Request:
Retype every entry word for word.

[Extracted records]
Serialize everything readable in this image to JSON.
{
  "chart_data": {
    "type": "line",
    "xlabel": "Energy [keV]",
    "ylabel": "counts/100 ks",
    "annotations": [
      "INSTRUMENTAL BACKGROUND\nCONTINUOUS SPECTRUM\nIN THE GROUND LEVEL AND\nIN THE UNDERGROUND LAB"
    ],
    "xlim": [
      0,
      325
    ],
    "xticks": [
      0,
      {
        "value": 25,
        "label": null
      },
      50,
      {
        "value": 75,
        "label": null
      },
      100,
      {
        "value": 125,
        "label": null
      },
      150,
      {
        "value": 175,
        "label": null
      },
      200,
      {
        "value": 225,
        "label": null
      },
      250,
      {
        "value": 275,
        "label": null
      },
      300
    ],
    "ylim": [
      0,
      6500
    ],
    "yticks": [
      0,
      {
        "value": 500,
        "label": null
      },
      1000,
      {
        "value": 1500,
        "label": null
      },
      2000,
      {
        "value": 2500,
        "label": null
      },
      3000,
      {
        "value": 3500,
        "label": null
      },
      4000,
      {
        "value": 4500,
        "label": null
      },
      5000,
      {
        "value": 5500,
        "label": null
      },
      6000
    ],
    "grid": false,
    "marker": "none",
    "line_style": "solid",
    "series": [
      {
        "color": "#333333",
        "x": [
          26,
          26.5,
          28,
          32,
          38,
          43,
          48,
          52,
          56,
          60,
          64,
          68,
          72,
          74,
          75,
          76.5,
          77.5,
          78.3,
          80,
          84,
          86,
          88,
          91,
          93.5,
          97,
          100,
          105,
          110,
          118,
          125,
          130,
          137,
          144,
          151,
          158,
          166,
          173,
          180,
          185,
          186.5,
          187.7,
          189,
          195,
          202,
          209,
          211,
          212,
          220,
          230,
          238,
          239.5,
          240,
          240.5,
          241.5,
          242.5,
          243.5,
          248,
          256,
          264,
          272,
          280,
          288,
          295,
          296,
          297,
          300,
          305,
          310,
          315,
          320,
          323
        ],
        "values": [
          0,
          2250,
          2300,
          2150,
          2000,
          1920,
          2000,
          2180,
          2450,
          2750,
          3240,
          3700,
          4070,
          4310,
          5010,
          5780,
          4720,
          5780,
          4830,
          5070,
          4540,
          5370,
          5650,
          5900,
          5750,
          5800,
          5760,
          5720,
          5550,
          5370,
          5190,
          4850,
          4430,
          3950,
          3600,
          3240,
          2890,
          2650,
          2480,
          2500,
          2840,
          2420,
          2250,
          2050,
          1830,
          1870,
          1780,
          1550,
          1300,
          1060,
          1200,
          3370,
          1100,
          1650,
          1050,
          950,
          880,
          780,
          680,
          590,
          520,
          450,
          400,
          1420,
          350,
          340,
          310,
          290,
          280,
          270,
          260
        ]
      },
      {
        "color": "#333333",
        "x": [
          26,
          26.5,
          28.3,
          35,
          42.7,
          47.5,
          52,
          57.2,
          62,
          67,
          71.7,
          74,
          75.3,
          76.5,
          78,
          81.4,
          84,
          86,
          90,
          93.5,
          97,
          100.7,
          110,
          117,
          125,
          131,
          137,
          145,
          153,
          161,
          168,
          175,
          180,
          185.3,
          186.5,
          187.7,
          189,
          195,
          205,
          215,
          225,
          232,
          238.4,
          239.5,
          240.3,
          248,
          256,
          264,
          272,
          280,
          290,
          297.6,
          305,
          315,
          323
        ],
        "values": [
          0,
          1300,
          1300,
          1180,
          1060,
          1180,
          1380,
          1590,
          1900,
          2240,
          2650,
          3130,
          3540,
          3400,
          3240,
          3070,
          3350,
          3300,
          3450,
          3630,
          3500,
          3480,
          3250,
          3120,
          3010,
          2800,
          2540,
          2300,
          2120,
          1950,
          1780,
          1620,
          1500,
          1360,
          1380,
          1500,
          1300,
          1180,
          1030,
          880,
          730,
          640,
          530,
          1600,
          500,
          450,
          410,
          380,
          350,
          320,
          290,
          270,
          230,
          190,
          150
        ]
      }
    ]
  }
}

Solution to this task:
Serialize everything readable in this image to JSON.
{
  "chart_data": {
    "type": "line",
    "xlabel": "Energy [keV]",
    "ylabel": "counts/100 ks",
    "annotations": [
      "INSTRUMENTAL BACKGROUND\nCONTINUOUS SPECTRUM\nIN THE GROUND LEVEL AND\nIN THE UNDERGROUND LAB"
    ],
    "xlim": [
      0,
      325
    ],
    "xticks": [
      0,
      {
        "value": 25,
        "label": null
      },
      50,
      {
        "value": 75,
        "label": null
      },
      100,
      {
        "value": 125,
        "label": null
      },
      150,
      {
        "value": 175,
        "label": null
      },
      200,
      {
        "value": 225,
        "label": null
      },
      250,
      {
        "value": 275,
        "label": null
      },
      300
    ],
    "ylim": [
      0,
      6500
    ],
    "yticks": [
      0,
      {
        "value": 500,
        "label": null
      },
      1000,
      {
        "value": 1500,
        "label": null
      },
      2000,
      {
        "value": 2500,
        "label": null
      },
      3000,
      {
        "value": 3500,
        "label": null
      },
      4000,
      {
        "value": 4500,
        "label": null
      },
      5000,
      {
        "value": 5500,
        "label": null
      },
      6000
    ],
    "grid": false,
    "marker": "none",
    "line_style": "solid",
    "series": [
      {
        "color": "#333333",
        "x": [
          26,
          26.5,
          28,
          32,
          38,
          43,
          48,
          52,
          56,
          60,
          64,
          68,
          72,
          74,
          75,
          76.5,
          77.5,
          78.3,
          80,
          84,
          86,
          88,
          91,
          93.5,
          97,
          100,
          105,
          110,
          118,
          125,
          130,
          137,
          144,
          151,
          158,
          166,
          173,
          180,
          185,
          186.5,
          187.7,
          189,
          195,
          202,
          209,
          211,
          212,
          220,
          230,
          238,
          239.5,
          240,
          240.5,
          241.5,
          242.5,
          243.5,
          248,
          256,
          264,
          272,
          280,
          288,
          295,
          296,
          297,
          300,
          305,
          310,
          315,
          320,
          323
        ],
        "values": [
          0,
          2250,
          2300,
          2150,
          2000,
          1920,
          2000,
          2180,
          2450,
          2750,
          3240,
          3700,
          4070,
          4310,
          5010,
          5780,
          4720,
          5780,
          4830,
          5070,
          4540,
          5370,
          5650,
          5900,
          5750,
          5800,
          5760,
          5720,
          5550,
          5370,
          5190,
          4850,
          4430,
          3950,
          3600,
          3240,
          2890,
          2650,
          2480,
          2500,
          2840,
          2420,
          2250,
          2050,
          1830,
          1870,
          1780,
          1550,
          1300,
          1060,
          1200,
          3370,
          1100,
          1650,
          1050,
          950,
          880,
          780,
          680,
          590,
          520,
          450,
          400,
          1420,
          350,
          340,
          310,
          290,
          280,
          270,
          260
        ]
      },
      {
        "color": "#333333",
        "x": [
          26,
          26.5,
          28.3,
          35,
          42.7,
          47.5,
          52,
          57.2,
          62,
          67,
          71.7,
          74,
          75.3,
          76.5,
          78,
          81.4,
          84,
          86,
          90,
          93.5,
          97,
          100.7,
          110,
          117,
          125,
          131,
          137,
          145,
          153,
          161,
          168,
          175,
          180,
          185.3,
          186.5,
          187.7,
          189,
          195,
          205,
          215,
          225,
          232,
          238.4,
          239.5,
          240.3,
          248,
          256,
          264,
          272,
          280,
          290,
          297.6,
          305,
          315,
          323
        ],
        "values": [
          0,
          1300,
          1300,
          1180,
          1060,
          1180,
          1380,
          1590,
          1900,
          2240,
          2650,
          3130,
          3540,
          3400,
          3240,
          3070,
          3350,
          3300,
          3450,
          3630,
          3500,
          3480,
          3250,
          3120,
          3010,
          2800,
          2540,
          2300,
          2120,
          1950,
          1780,
          1620,
          1500,
          1360,
          1380,
          1500,
          1300,
          1180,
          1030,
          880,
          730,
          640,
          530,
          1600,
          500,
          450,
          410,
          380,
          350,
          320,
          290,
          270,
          230,
          190,
          150
        ]
      }
    ]
  }
}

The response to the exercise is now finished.